THE DATA:

·····

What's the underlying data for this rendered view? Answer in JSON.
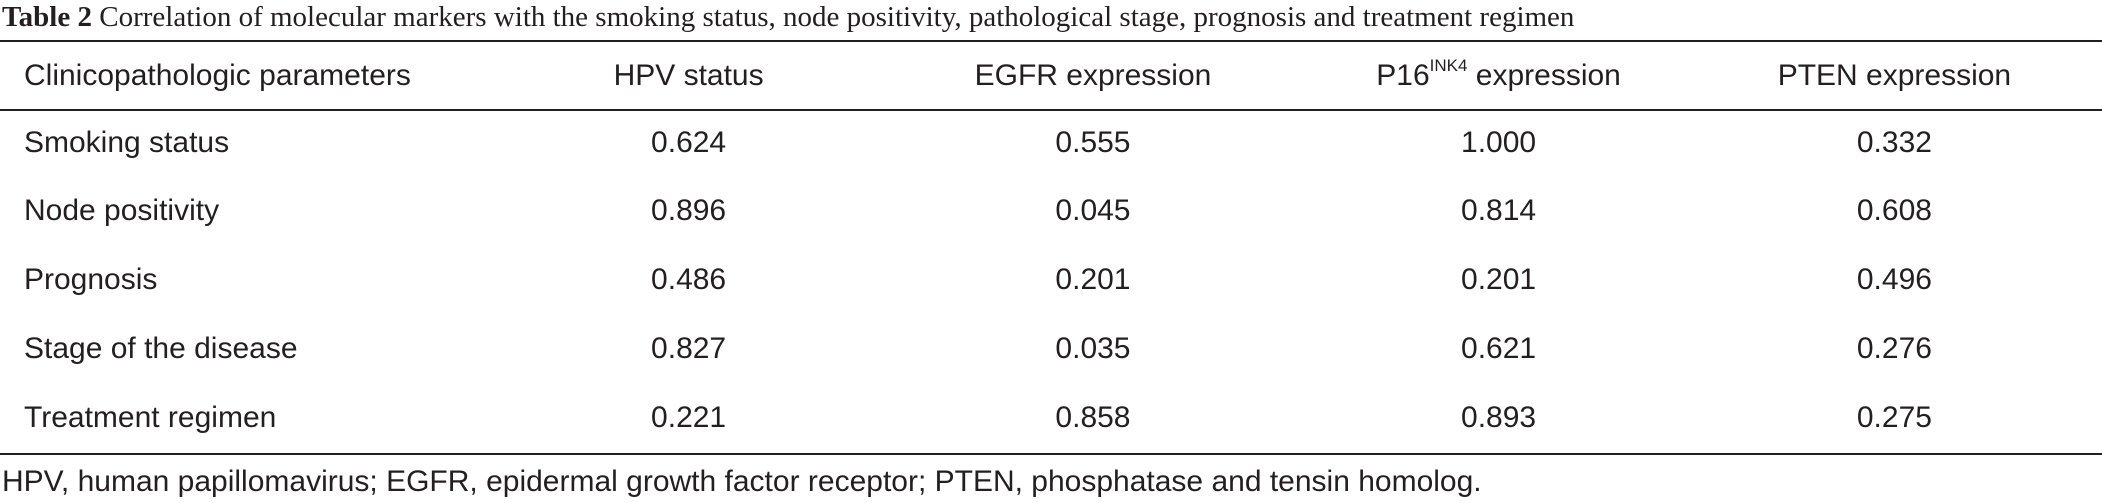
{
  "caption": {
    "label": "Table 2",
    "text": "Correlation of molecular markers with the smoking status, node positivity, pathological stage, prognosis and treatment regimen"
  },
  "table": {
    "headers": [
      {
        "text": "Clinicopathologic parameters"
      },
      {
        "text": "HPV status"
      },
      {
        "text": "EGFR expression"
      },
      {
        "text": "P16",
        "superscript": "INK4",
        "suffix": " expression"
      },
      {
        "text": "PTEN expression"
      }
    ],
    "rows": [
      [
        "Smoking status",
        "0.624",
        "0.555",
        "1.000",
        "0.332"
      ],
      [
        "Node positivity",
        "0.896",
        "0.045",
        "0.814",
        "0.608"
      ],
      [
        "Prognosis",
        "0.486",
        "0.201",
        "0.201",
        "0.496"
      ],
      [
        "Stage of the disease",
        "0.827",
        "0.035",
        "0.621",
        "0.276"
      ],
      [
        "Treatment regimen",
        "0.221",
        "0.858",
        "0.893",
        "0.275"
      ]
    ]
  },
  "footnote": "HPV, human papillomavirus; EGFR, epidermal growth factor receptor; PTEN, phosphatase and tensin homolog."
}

·····

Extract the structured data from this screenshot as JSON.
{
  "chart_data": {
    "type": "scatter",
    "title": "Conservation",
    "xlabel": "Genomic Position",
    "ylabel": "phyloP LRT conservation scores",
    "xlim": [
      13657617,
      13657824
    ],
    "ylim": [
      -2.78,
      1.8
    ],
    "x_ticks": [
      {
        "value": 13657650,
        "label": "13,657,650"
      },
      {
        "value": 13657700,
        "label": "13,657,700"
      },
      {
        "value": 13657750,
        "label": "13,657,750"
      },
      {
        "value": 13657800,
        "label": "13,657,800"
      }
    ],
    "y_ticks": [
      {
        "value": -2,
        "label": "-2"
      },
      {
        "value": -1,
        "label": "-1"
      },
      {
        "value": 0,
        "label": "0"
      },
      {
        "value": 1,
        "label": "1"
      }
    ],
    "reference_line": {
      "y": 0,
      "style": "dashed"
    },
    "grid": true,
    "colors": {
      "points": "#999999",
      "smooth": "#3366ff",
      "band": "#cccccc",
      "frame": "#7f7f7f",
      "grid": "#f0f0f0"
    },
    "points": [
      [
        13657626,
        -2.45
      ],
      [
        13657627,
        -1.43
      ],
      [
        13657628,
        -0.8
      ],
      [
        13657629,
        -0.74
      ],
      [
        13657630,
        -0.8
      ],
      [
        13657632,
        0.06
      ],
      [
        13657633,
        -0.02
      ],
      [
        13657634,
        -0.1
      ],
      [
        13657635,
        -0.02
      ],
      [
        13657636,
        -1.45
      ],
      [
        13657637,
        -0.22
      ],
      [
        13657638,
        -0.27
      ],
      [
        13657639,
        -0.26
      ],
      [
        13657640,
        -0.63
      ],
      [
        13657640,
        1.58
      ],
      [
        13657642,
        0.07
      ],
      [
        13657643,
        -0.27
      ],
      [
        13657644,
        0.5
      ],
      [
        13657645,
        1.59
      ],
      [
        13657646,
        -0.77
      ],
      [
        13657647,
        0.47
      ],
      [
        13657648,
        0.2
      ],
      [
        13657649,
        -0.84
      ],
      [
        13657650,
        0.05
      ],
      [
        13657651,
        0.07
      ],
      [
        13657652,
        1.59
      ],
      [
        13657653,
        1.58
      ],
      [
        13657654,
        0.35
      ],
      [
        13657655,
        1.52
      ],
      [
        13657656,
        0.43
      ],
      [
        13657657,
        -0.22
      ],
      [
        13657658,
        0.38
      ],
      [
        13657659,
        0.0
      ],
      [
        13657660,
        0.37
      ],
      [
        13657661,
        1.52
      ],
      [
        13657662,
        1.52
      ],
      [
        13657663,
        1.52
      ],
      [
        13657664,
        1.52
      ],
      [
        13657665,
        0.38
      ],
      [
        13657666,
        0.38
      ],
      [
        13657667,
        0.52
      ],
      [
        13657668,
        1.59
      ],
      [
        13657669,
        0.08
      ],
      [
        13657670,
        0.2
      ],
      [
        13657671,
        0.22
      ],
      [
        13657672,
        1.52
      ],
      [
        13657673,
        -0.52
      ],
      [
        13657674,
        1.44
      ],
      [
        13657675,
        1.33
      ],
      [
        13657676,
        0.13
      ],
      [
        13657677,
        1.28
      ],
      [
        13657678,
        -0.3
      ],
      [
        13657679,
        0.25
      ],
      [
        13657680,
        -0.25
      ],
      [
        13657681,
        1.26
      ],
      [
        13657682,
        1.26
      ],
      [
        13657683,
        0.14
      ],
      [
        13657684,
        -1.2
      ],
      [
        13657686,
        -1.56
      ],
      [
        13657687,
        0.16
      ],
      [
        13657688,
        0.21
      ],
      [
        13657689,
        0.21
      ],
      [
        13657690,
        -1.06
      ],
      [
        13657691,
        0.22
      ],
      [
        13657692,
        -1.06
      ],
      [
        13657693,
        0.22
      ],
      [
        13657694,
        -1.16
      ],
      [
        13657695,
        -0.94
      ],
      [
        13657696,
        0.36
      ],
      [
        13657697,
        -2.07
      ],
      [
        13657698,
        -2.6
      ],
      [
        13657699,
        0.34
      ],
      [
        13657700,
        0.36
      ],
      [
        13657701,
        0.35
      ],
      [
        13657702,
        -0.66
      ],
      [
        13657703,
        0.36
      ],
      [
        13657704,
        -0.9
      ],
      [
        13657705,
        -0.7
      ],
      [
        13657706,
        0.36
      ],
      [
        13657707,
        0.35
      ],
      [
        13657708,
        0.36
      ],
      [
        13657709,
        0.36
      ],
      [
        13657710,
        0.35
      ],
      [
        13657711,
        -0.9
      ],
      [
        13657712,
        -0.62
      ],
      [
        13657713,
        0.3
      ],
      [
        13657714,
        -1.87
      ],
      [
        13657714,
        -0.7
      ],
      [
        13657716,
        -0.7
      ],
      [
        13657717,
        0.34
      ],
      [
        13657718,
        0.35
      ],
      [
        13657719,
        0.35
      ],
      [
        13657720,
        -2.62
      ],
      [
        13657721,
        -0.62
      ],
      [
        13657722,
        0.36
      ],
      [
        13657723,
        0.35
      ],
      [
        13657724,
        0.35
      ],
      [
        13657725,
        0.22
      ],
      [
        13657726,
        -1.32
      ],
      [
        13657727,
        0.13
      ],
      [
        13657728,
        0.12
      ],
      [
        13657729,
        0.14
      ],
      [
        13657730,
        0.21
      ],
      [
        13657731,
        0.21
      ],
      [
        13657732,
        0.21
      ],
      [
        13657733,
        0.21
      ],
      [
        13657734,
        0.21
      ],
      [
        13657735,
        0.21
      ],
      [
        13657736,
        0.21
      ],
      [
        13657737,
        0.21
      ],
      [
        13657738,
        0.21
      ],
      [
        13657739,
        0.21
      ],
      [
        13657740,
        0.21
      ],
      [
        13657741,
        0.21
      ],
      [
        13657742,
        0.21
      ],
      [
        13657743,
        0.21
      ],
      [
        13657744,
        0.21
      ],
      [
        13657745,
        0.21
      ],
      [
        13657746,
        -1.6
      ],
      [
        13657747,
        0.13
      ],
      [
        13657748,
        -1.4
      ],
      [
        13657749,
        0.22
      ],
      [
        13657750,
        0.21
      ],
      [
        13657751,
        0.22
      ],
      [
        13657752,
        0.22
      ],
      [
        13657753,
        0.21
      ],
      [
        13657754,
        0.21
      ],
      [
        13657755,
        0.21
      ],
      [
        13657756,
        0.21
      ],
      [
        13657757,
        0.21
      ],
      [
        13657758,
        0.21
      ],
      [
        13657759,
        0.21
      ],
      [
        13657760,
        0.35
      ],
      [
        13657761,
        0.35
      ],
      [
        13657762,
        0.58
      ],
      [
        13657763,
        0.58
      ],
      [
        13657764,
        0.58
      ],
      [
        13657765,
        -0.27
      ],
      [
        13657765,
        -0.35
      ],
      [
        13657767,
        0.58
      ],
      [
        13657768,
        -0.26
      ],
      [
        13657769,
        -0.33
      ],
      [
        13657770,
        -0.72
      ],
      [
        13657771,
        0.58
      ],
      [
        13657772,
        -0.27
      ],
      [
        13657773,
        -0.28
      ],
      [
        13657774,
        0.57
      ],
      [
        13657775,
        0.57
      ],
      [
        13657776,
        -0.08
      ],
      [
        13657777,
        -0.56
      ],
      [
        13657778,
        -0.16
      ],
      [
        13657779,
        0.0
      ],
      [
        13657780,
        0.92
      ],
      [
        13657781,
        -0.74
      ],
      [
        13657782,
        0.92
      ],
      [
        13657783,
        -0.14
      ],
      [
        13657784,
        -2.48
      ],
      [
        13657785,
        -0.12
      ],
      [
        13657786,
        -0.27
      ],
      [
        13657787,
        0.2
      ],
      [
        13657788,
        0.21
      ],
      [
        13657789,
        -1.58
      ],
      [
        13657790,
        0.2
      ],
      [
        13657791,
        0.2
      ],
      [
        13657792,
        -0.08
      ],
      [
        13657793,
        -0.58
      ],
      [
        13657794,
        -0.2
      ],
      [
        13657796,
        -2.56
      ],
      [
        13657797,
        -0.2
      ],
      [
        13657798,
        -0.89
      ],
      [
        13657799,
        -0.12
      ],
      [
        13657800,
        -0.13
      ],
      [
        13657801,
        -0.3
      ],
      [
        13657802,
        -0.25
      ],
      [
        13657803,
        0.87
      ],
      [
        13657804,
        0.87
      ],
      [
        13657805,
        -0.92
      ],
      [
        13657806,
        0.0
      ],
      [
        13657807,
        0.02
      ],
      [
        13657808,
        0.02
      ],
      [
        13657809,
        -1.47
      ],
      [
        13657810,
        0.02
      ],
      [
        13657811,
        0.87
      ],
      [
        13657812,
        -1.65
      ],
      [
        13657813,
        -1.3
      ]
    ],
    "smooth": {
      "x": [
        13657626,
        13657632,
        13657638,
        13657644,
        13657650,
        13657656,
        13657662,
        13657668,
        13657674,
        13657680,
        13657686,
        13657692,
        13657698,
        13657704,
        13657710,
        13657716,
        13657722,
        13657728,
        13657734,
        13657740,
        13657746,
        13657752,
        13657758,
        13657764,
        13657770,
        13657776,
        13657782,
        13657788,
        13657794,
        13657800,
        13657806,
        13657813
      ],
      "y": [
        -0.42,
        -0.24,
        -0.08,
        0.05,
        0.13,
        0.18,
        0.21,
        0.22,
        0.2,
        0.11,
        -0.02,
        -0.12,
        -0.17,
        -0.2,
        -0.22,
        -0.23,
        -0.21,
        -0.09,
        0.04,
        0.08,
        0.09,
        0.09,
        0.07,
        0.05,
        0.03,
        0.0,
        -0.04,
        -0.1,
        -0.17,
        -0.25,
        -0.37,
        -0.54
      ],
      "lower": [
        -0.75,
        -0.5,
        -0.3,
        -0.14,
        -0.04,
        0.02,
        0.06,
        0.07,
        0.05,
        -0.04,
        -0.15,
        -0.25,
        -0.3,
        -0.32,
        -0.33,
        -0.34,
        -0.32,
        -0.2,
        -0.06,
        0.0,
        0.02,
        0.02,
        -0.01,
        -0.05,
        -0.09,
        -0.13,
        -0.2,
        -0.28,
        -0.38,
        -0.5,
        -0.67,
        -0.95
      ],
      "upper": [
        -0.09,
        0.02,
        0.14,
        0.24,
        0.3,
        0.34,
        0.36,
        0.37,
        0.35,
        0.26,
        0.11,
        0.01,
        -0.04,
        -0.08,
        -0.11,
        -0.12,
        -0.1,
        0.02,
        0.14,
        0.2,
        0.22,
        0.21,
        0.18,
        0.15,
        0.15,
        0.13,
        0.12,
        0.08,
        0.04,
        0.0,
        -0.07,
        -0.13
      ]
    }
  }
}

·····

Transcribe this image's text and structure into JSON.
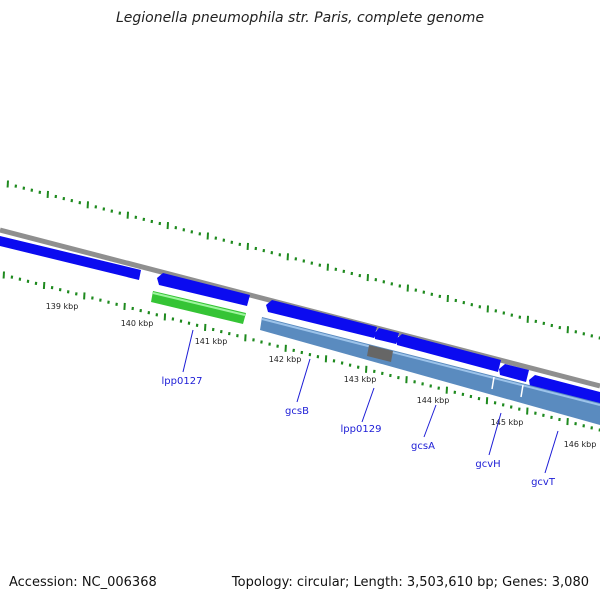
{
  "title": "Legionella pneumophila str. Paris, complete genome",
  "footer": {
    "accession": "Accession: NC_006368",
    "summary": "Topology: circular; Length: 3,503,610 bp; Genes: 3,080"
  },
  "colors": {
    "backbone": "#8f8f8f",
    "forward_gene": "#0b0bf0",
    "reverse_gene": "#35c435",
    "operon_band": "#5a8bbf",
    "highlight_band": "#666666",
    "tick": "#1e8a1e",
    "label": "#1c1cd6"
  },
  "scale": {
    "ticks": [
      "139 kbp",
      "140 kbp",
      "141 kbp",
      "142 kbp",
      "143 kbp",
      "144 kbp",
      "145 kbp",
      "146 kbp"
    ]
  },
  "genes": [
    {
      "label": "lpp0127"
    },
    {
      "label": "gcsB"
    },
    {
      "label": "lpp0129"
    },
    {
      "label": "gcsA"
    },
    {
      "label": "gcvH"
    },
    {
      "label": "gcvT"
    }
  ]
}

·····

WHAT NEEDS TO BE DONE: Copy every line of the entries in which "PTEN" can be found.

RESULT FOR THIS EXERCISE:
        "text": "PTEN expression"
  "footnote": "HPV, human papillomavirus; EGFR, epidermal growth factor receptor; PTEN, phosphatase and tensin homolog."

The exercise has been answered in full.